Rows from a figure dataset
·····

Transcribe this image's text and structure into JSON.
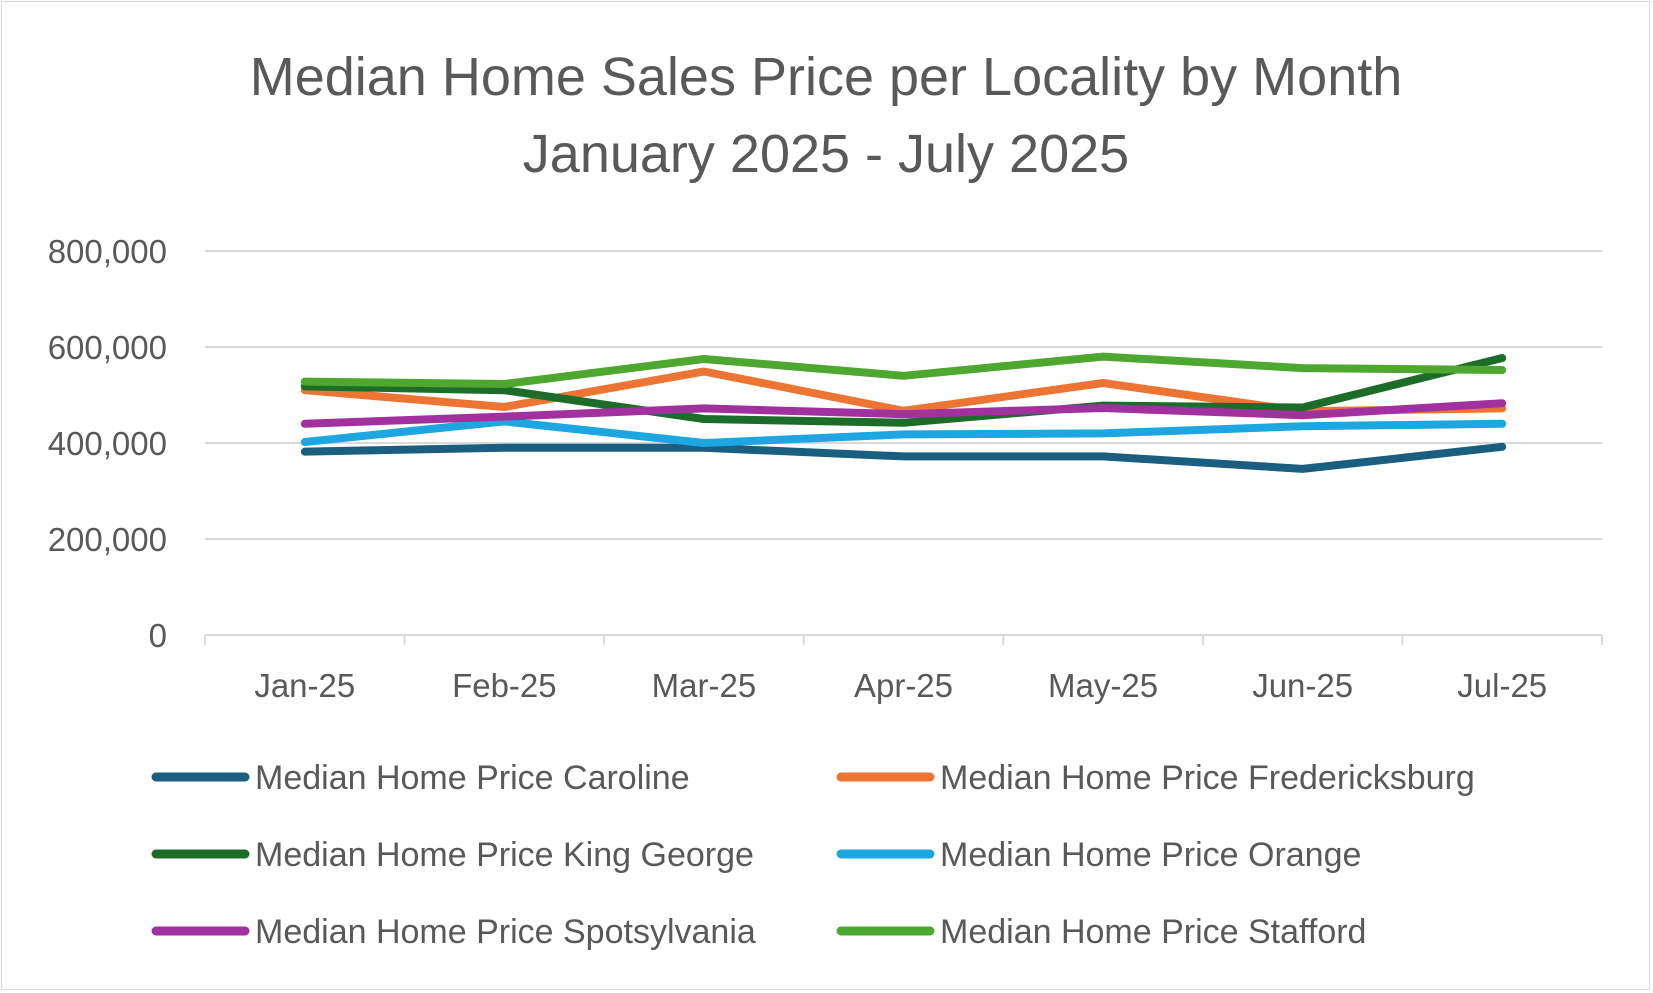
{
  "chart_data": {
    "type": "line",
    "title": "Median Home Sales Price per Locality by Month",
    "subtitle": "January 2025 - July 2025",
    "xlabel": "",
    "ylabel": "",
    "categories": [
      "Jan-25",
      "Feb-25",
      "Mar-25",
      "Apr-25",
      "May-25",
      "Jun-25",
      "Jul-25"
    ],
    "ylim": [
      0,
      800000
    ],
    "y_ticks": [
      "0",
      "200,000",
      "400,000",
      "600,000",
      "800,000"
    ],
    "grid": true,
    "legend_position": "bottom",
    "series": [
      {
        "name": "Median Home Price Caroline",
        "color": "#1b5f80",
        "values": [
          382000,
          390000,
          390000,
          372000,
          372000,
          346000,
          392000
        ]
      },
      {
        "name": "Median Home Price Fredericksburg",
        "color": "#ed7533",
        "values": [
          510000,
          475000,
          549000,
          467000,
          525000,
          466000,
          472000
        ]
      },
      {
        "name": "Median Home Price King George",
        "color": "#1d6d2a",
        "values": [
          518000,
          510000,
          450000,
          442000,
          478000,
          474000,
          577000
        ]
      },
      {
        "name": "Median Home Price Orange",
        "color": "#1ea6e0",
        "values": [
          402000,
          445000,
          400000,
          418000,
          420000,
          435000,
          440000
        ]
      },
      {
        "name": "Median Home Price Spotsylvania",
        "color": "#a0319e",
        "values": [
          440000,
          455000,
          472000,
          460000,
          473000,
          458000,
          483000
        ]
      },
      {
        "name": "Median Home Price Stafford",
        "color": "#4ea72e",
        "values": [
          528000,
          523000,
          575000,
          540000,
          580000,
          556000,
          552000
        ]
      }
    ]
  },
  "colors": {
    "text": "#595959",
    "gridline": "#d9d9d9",
    "axis": "#d9d9d9",
    "background": "#ffffff",
    "border": "#d9d9d9"
  }
}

·····

**OBJECTIVE**
Tally up the lines in the preceding listing that contain the string "Home". Respond with the number and nothing else.

**WRITTEN SOLUTION**
7